YOUR GOAL: Copy each line in the data that includes the word "officer".

Figure record extracts
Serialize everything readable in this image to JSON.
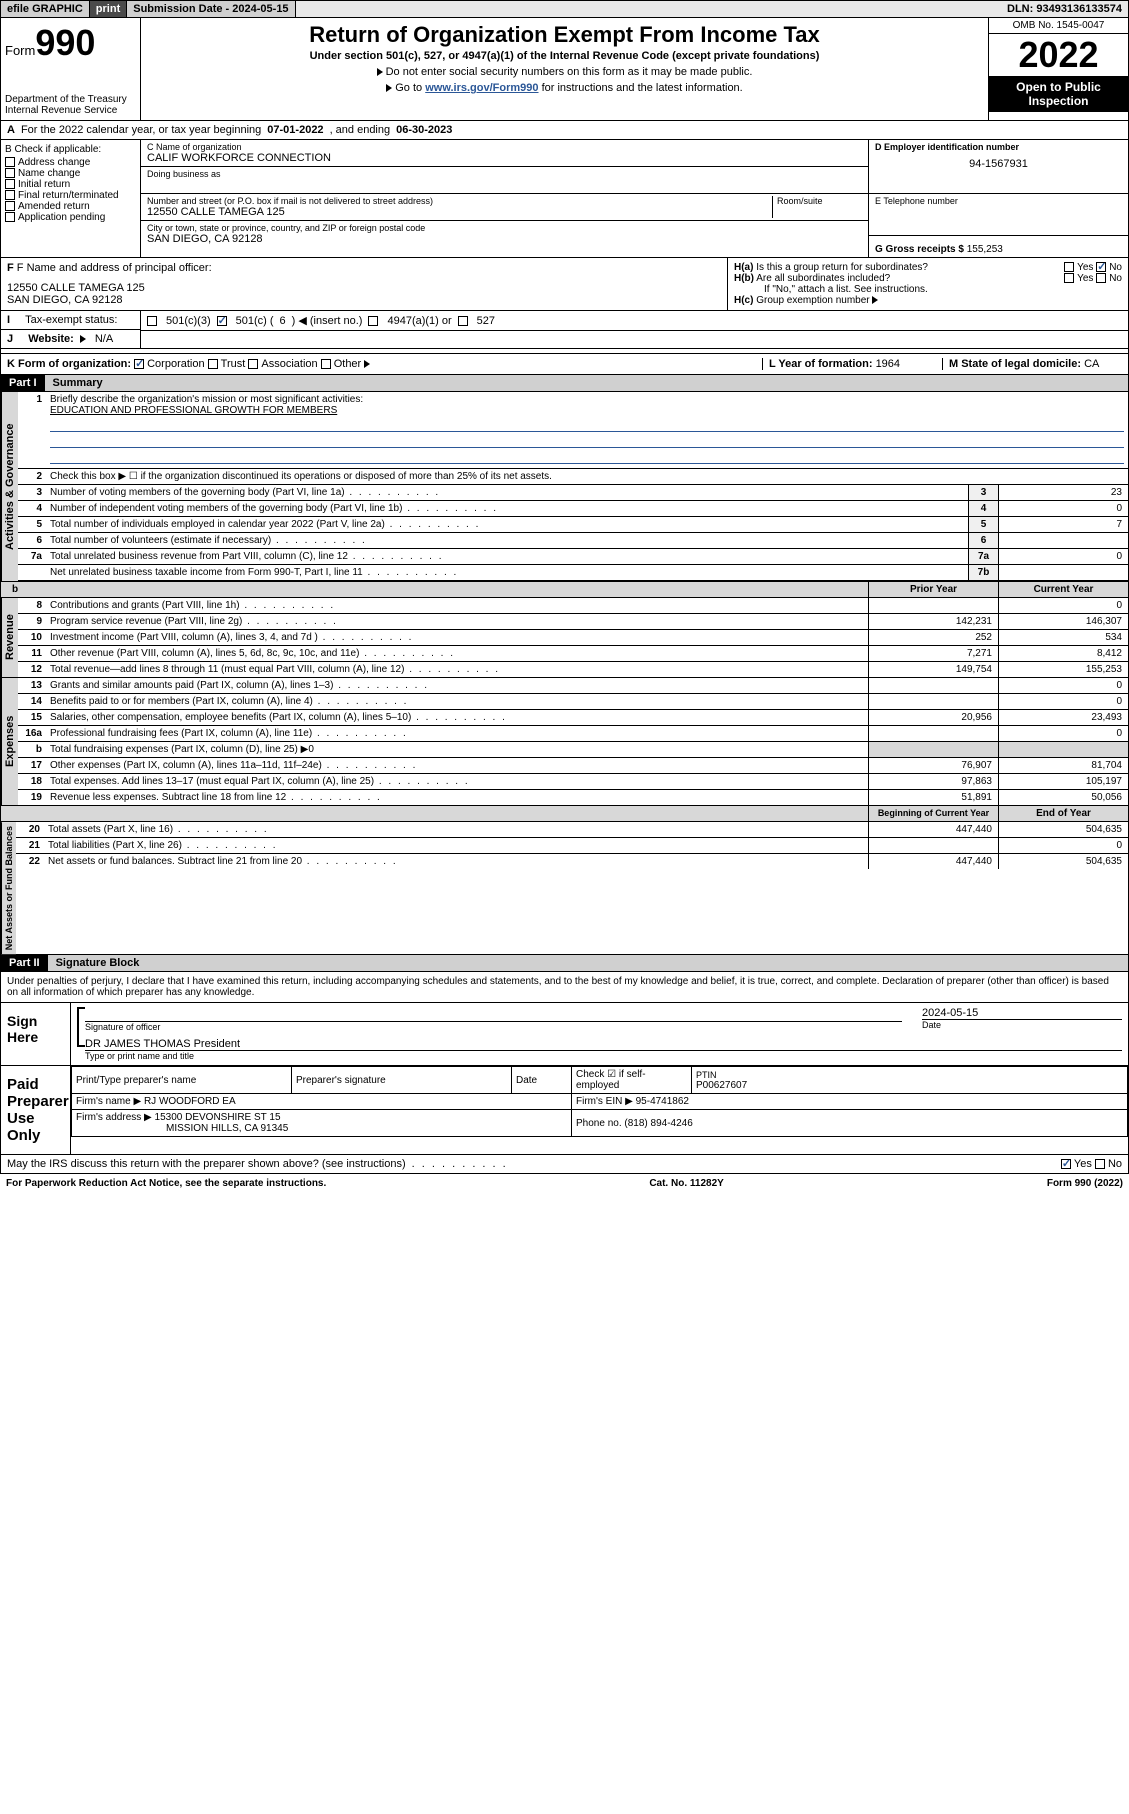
{
  "topbar": {
    "efile": "efile GRAPHIC",
    "print": "print",
    "subdate_lbl": "Submission Date - ",
    "subdate": "2024-05-15",
    "dln_lbl": "DLN: ",
    "dln": "93493136133574"
  },
  "header": {
    "form_small": "Form",
    "form_num": "990",
    "dept": "Department of the Treasury",
    "irs": "Internal Revenue Service",
    "title": "Return of Organization Exempt From Income Tax",
    "sub": "Under section 501(c), 527, or 4947(a)(1) of the Internal Revenue Code (except private foundations)",
    "note1": "Do not enter social security numbers on this form as it may be made public.",
    "note2_pre": "Go to ",
    "note2_link": "www.irs.gov/Form990",
    "note2_post": " for instructions and the latest information.",
    "omb": "OMB No. 1545-0047",
    "year": "2022",
    "open": "Open to Public Inspection"
  },
  "A": {
    "text_pre": "For the 2022 calendar year, or tax year beginning ",
    "begin": "07-01-2022",
    "mid": " , and ending ",
    "end": "06-30-2023"
  },
  "B": {
    "hdr": "B Check if applicable:",
    "items": [
      "Address change",
      "Name change",
      "Initial return",
      "Final return/terminated",
      "Amended return",
      "Application pending"
    ]
  },
  "C": {
    "name_lbl": "C Name of organization",
    "name": "CALIF WORKFORCE CONNECTION",
    "dba_lbl": "Doing business as",
    "addr_lbl": "Number and street (or P.O. box if mail is not delivered to street address)",
    "room_lbl": "Room/suite",
    "addr": "12550 CALLE TAMEGA 125",
    "city_lbl": "City or town, state or province, country, and ZIP or foreign postal code",
    "city": "SAN DIEGO, CA  92128"
  },
  "D": {
    "lbl": "D Employer identification number",
    "val": "94-1567931"
  },
  "E": {
    "lbl": "E Telephone number",
    "val": ""
  },
  "G": {
    "lbl": "G Gross receipts $ ",
    "val": "155,253"
  },
  "F": {
    "lbl": "F Name and address of principal officer:",
    "addr1": "12550 CALLE TAMEGA 125",
    "addr2": "SAN DIEGO, CA  92128"
  },
  "H": {
    "a": "Is this a group return for subordinates?",
    "a_yes": "Yes",
    "a_no": "No",
    "b": "Are all subordinates included?",
    "b_note": "If \"No,\" attach a list. See instructions.",
    "c": "Group exemption number"
  },
  "I": {
    "lbl": "Tax-exempt status:",
    "o1": "501(c)(3)",
    "o2_pre": "501(c) (",
    "o2_num": "6",
    "o2_post": ") ◀ (insert no.)",
    "o3": "4947(a)(1) or",
    "o4": "527"
  },
  "J": {
    "lbl": "Website:",
    "val": "N/A"
  },
  "K": {
    "lbl": "K Form of organization:",
    "o1": "Corporation",
    "o2": "Trust",
    "o3": "Association",
    "o4": "Other"
  },
  "L": {
    "lbl": "L Year of formation: ",
    "val": "1964"
  },
  "M": {
    "lbl": "M State of legal domicile: ",
    "val": "CA"
  },
  "part1": {
    "hdr": "Part I",
    "title": "Summary",
    "l1_lbl": "Briefly describe the organization's mission or most significant activities:",
    "l1_val": "EDUCATION AND PROFESSIONAL GROWTH FOR MEMBERS",
    "l2": "Check this box ▶ ☐  if the organization discontinued its operations or disposed of more than 25% of its net assets.",
    "rows_gov": [
      {
        "n": "3",
        "d": "Number of voting members of the governing body (Part VI, line 1a)",
        "b": "3",
        "v": "23"
      },
      {
        "n": "4",
        "d": "Number of independent voting members of the governing body (Part VI, line 1b)",
        "b": "4",
        "v": "0"
      },
      {
        "n": "5",
        "d": "Total number of individuals employed in calendar year 2022 (Part V, line 2a)",
        "b": "5",
        "v": "7"
      },
      {
        "n": "6",
        "d": "Total number of volunteers (estimate if necessary)",
        "b": "6",
        "v": ""
      },
      {
        "n": "7a",
        "d": "Total unrelated business revenue from Part VIII, column (C), line 12",
        "b": "7a",
        "v": "0"
      },
      {
        "n": "",
        "d": "Net unrelated business taxable income from Form 990-T, Part I, line 11",
        "b": "7b",
        "v": ""
      }
    ],
    "col_prior": "Prior Year",
    "col_curr": "Current Year",
    "rows_rev": [
      {
        "n": "8",
        "d": "Contributions and grants (Part VIII, line 1h)",
        "p": "",
        "c": "0"
      },
      {
        "n": "9",
        "d": "Program service revenue (Part VIII, line 2g)",
        "p": "142,231",
        "c": "146,307"
      },
      {
        "n": "10",
        "d": "Investment income (Part VIII, column (A), lines 3, 4, and 7d )",
        "p": "252",
        "c": "534"
      },
      {
        "n": "11",
        "d": "Other revenue (Part VIII, column (A), lines 5, 6d, 8c, 9c, 10c, and 11e)",
        "p": "7,271",
        "c": "8,412"
      },
      {
        "n": "12",
        "d": "Total revenue—add lines 8 through 11 (must equal Part VIII, column (A), line 12)",
        "p": "149,754",
        "c": "155,253"
      }
    ],
    "rows_exp": [
      {
        "n": "13",
        "d": "Grants and similar amounts paid (Part IX, column (A), lines 1–3)",
        "p": "",
        "c": "0"
      },
      {
        "n": "14",
        "d": "Benefits paid to or for members (Part IX, column (A), line 4)",
        "p": "",
        "c": "0"
      },
      {
        "n": "15",
        "d": "Salaries, other compensation, employee benefits (Part IX, column (A), lines 5–10)",
        "p": "20,956",
        "c": "23,493"
      },
      {
        "n": "16a",
        "d": "Professional fundraising fees (Part IX, column (A), line 11e)",
        "p": "",
        "c": "0"
      },
      {
        "n": "b",
        "d": "Total fundraising expenses (Part IX, column (D), line 25) ▶0",
        "p": "—",
        "c": "—"
      },
      {
        "n": "17",
        "d": "Other expenses (Part IX, column (A), lines 11a–11d, 11f–24e)",
        "p": "76,907",
        "c": "81,704"
      },
      {
        "n": "18",
        "d": "Total expenses. Add lines 13–17 (must equal Part IX, column (A), line 25)",
        "p": "97,863",
        "c": "105,197"
      },
      {
        "n": "19",
        "d": "Revenue less expenses. Subtract line 18 from line 12",
        "p": "51,891",
        "c": "50,056"
      }
    ],
    "col_begin": "Beginning of Current Year",
    "col_end": "End of Year",
    "rows_net": [
      {
        "n": "20",
        "d": "Total assets (Part X, line 16)",
        "p": "447,440",
        "c": "504,635"
      },
      {
        "n": "21",
        "d": "Total liabilities (Part X, line 26)",
        "p": "",
        "c": "0"
      },
      {
        "n": "22",
        "d": "Net assets or fund balances. Subtract line 21 from line 20",
        "p": "447,440",
        "c": "504,635"
      }
    ],
    "tab_gov": "Activities & Governance",
    "tab_rev": "Revenue",
    "tab_exp": "Expenses",
    "tab_net": "Net Assets or Fund Balances"
  },
  "part2": {
    "hdr": "Part II",
    "title": "Signature Block",
    "decl": "Under penalties of perjury, I declare that I have examined this return, including accompanying schedules and statements, and to the best of my knowledge and belief, it is true, correct, and complete. Declaration of preparer (other than officer) is based on all information of which preparer has any knowledge.",
    "sign_here": "Sign Here",
    "sig_officer": "Signature of officer",
    "date_lbl": "Date",
    "date_val": "2024-05-15",
    "name_title": "DR JAMES THOMAS  President",
    "name_title_lbl": "Type or print name and title",
    "paid": "Paid Preparer Use Only",
    "pt_name": "Print/Type preparer's name",
    "pt_sig": "Preparer's signature",
    "pt_date": "Date",
    "pt_self": "Check ☑ if self-employed",
    "pt_ptin_lbl": "PTIN",
    "pt_ptin": "P00627607",
    "firm_name_lbl": "Firm's name  ▶",
    "firm_name": "RJ WOODFORD EA",
    "firm_ein_lbl": "Firm's EIN ▶",
    "firm_ein": "95-4741862",
    "firm_addr_lbl": "Firm's address ▶",
    "firm_addr1": "15300 DEVONSHIRE ST 15",
    "firm_addr2": "MISSION HILLS, CA  91345",
    "phone_lbl": "Phone no.",
    "phone": "(818) 894-4246",
    "may": "May the IRS discuss this return with the preparer shown above? (see instructions)",
    "yes": "Yes",
    "no": "No"
  },
  "footer": {
    "left": "For Paperwork Reduction Act Notice, see the separate instructions.",
    "mid": "Cat. No. 11282Y",
    "right": "Form 990 (2022)"
  }
}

SOLUTION TO THIS PROBLEM:
    "lbl": "F Name and address of principal officer:",
    "decl": "Under penalties of perjury, I declare that I have examined this return, including accompanying schedules and statements, and to the best of my knowledge and belief, it is true, correct, and complete. Declaration of preparer (other than officer) is based on all information of which preparer has any knowledge.",
    "sig_officer": "Signature of officer",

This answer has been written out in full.